Your objective
Omit the pictures, then reproduce every remaining record exactly.

[start of Recorded data]

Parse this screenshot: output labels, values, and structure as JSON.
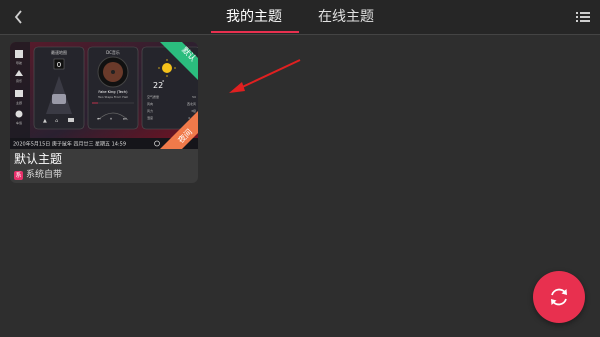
{
  "header": {
    "tabs": [
      {
        "label": "我的主题",
        "active": true
      },
      {
        "label": "在线主题",
        "active": false
      }
    ],
    "back_icon": "chevron-left-icon",
    "menu_icon": "list-menu-icon"
  },
  "theme_card": {
    "title": "默认主题",
    "source": "系统自带",
    "source_badge": "系",
    "ribbon_default": "默认",
    "ribbon_night": "夜间",
    "preview": {
      "nav_panel_title": "最速地图",
      "nav_digit": "0",
      "music_panel_title": "DC音乐",
      "song_title": "Fake King (Tech)",
      "song_artist": "Two Steps From Hell",
      "temperature": "22",
      "temp_unit": "°",
      "weather_rows": [
        {
          "label": "空气质量",
          "value": "50"
        },
        {
          "label": "风向",
          "value": "西北风"
        },
        {
          "label": "风力",
          "value": "3级"
        },
        {
          "label": "湿度",
          "value": "0.4%"
        }
      ],
      "status_bar": "2020年5月15日 庚子鼠年 四月廿三 星期五 14:59",
      "sidebar_labels": [
        "导航",
        "音乐",
        "主题",
        "车载"
      ]
    }
  },
  "colors": {
    "accent": "#e8304f",
    "ribbon_green": "#2bbd7e",
    "ribbon_orange": "#f07a4a",
    "arrow": "#e02020"
  }
}
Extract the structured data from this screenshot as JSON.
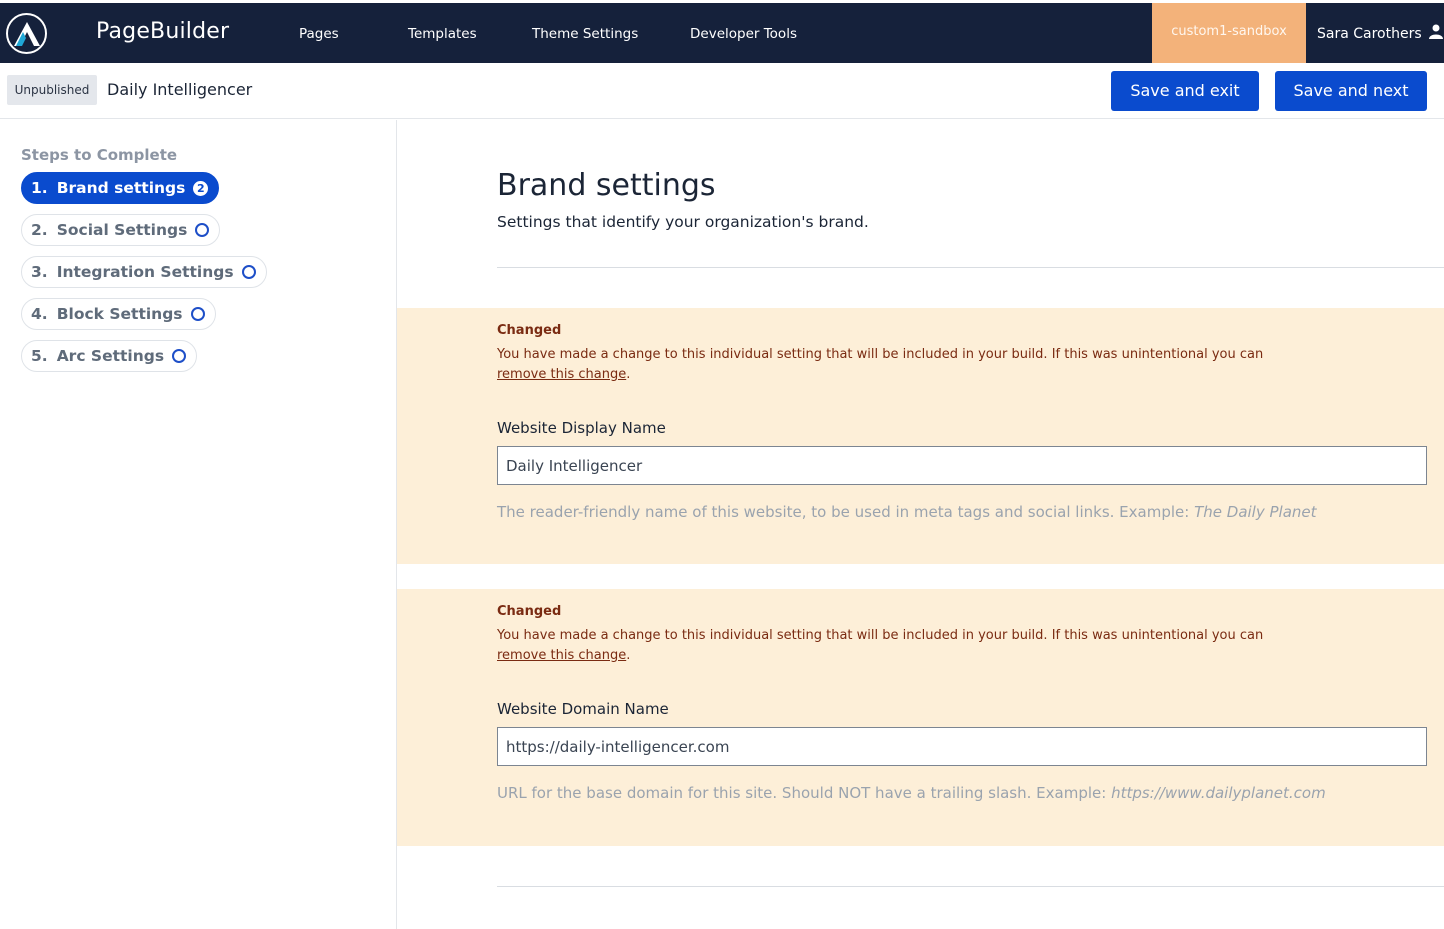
{
  "app": {
    "brand": "PageBuilder",
    "logo_icon": "arc-logo-icon",
    "nav": [
      "Pages",
      "Templates",
      "Theme Settings",
      "Developer Tools"
    ],
    "environment": "custom1-sandbox",
    "user": "Sara Carothers",
    "user_icon": "user-icon"
  },
  "header": {
    "status_badge": "Unpublished",
    "site_title": "Daily Intelligencer",
    "save_exit": "Save and exit",
    "save_next": "Save and next"
  },
  "sidebar": {
    "title": "Steps to Complete",
    "steps": [
      {
        "num": "1.",
        "label": "Brand settings",
        "count": "2",
        "active": true
      },
      {
        "num": "2.",
        "label": "Social Settings",
        "active": false
      },
      {
        "num": "3.",
        "label": "Integration Settings",
        "active": false
      },
      {
        "num": "4.",
        "label": "Block Settings",
        "active": false
      },
      {
        "num": "5.",
        "label": "Arc Settings",
        "active": false
      }
    ]
  },
  "main": {
    "title": "Brand settings",
    "subtitle": "Settings that identify your organization's brand.",
    "settings": [
      {
        "changed_label": "Changed",
        "changed_message": "You have made a change to this individual setting that will be included in your build. If this was unintentional you can",
        "remove_link": "remove this change",
        "period": ".",
        "field_label": "Website Display Name",
        "value": "Daily Intelligencer",
        "help_text": "The reader-friendly name of this website, to be used in meta tags and social links. Example:",
        "help_example": "The Daily Planet"
      },
      {
        "changed_label": "Changed",
        "changed_message": "You have made a change to this individual setting that will be included in your build. If this was unintentional you can",
        "remove_link": "remove this change",
        "period": ".",
        "field_label": "Website Domain Name",
        "value": "https://daily-intelligencer.com",
        "help_text": "URL for the base domain for this site. Should NOT have a trailing slash. Example:",
        "help_example": "https://www.dailyplanet.com"
      }
    ]
  },
  "colors": {
    "nav_bg": "#15213b",
    "primary": "#0a4bce",
    "sandbox": "#f3b27a",
    "changed_bg": "#fdefd8",
    "changed_text": "#7a2b12"
  }
}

[end of Recorded data]

Exercise solution
Parse this screenshot: output labels, values, and structure as JSON.
{
  "header": {
    "tabs": [
      {
        "label": "我的主题",
        "active": true
      },
      {
        "label": "在线主题",
        "active": false
      }
    ],
    "back_icon": "chevron-left-icon",
    "menu_icon": "list-menu-icon"
  },
  "theme_card": {
    "title": "默认主题",
    "source": "系统自带",
    "source_badge": "系",
    "ribbon_default": "默认",
    "ribbon_night": "夜间",
    "preview": {
      "nav_panel_title": "最速地图",
      "nav_digit": "0",
      "music_panel_title": "DC音乐",
      "song_title": "Fake King (Tech)",
      "song_artist": "Two Steps From Hell",
      "temperature": "22",
      "temp_unit": "°",
      "weather_rows": [
        {
          "label": "空气质量",
          "value": "50"
        },
        {
          "label": "风向",
          "value": "西北风"
        },
        {
          "label": "风力",
          "value": "3级"
        },
        {
          "label": "湿度",
          "value": "0.4%"
        }
      ],
      "status_bar": "2020年5月15日 庚子鼠年 四月廿三 星期五 14:59",
      "sidebar_labels": [
        "导航",
        "音乐",
        "主题",
        "车载"
      ]
    }
  },
  "colors": {
    "accent": "#e8304f",
    "ribbon_green": "#2bbd7e",
    "ribbon_orange": "#f07a4a",
    "arrow": "#e02020"
  }
}
Extract the structured data from this screenshot as JSON.
{
  "app": {
    "brand": "PageBuilder",
    "logo_icon": "arc-logo-icon",
    "nav": [
      "Pages",
      "Templates",
      "Theme Settings",
      "Developer Tools"
    ],
    "environment": "custom1-sandbox",
    "user": "Sara Carothers",
    "user_icon": "user-icon"
  },
  "header": {
    "status_badge": "Unpublished",
    "site_title": "Daily Intelligencer",
    "save_exit": "Save and exit",
    "save_next": "Save and next"
  },
  "sidebar": {
    "title": "Steps to Complete",
    "steps": [
      {
        "num": "1.",
        "label": "Brand settings",
        "count": "2",
        "active": true
      },
      {
        "num": "2.",
        "label": "Social Settings",
        "active": false
      },
      {
        "num": "3.",
        "label": "Integration Settings",
        "active": false
      },
      {
        "num": "4.",
        "label": "Block Settings",
        "active": false
      },
      {
        "num": "5.",
        "label": "Arc Settings",
        "active": false
      }
    ]
  },
  "main": {
    "title": "Brand settings",
    "subtitle": "Settings that identify your organization's brand.",
    "settings": [
      {
        "changed_label": "Changed",
        "changed_message": "You have made a change to this individual setting that will be included in your build. If this was unintentional you can",
        "remove_link": "remove this change",
        "period": ".",
        "field_label": "Website Display Name",
        "value": "Daily Intelligencer",
        "help_text": "The reader-friendly name of this website, to be used in meta tags and social links. Example:",
        "help_example": "The Daily Planet"
      },
      {
        "changed_label": "Changed",
        "changed_message": "You have made a change to this individual setting that will be included in your build. If this was unintentional you can",
        "remove_link": "remove this change",
        "period": ".",
        "field_label": "Website Domain Name",
        "value": "https://daily-intelligencer.com",
        "help_text": "URL for the base domain for this site. Should NOT have a trailing slash. Example:",
        "help_example": "https://www.dailyplanet.com"
      }
    ]
  },
  "colors": {
    "nav_bg": "#15213b",
    "primary": "#0a4bce",
    "sandbox": "#f3b27a",
    "changed_bg": "#fdefd8",
    "changed_text": "#7a2b12"
  }
}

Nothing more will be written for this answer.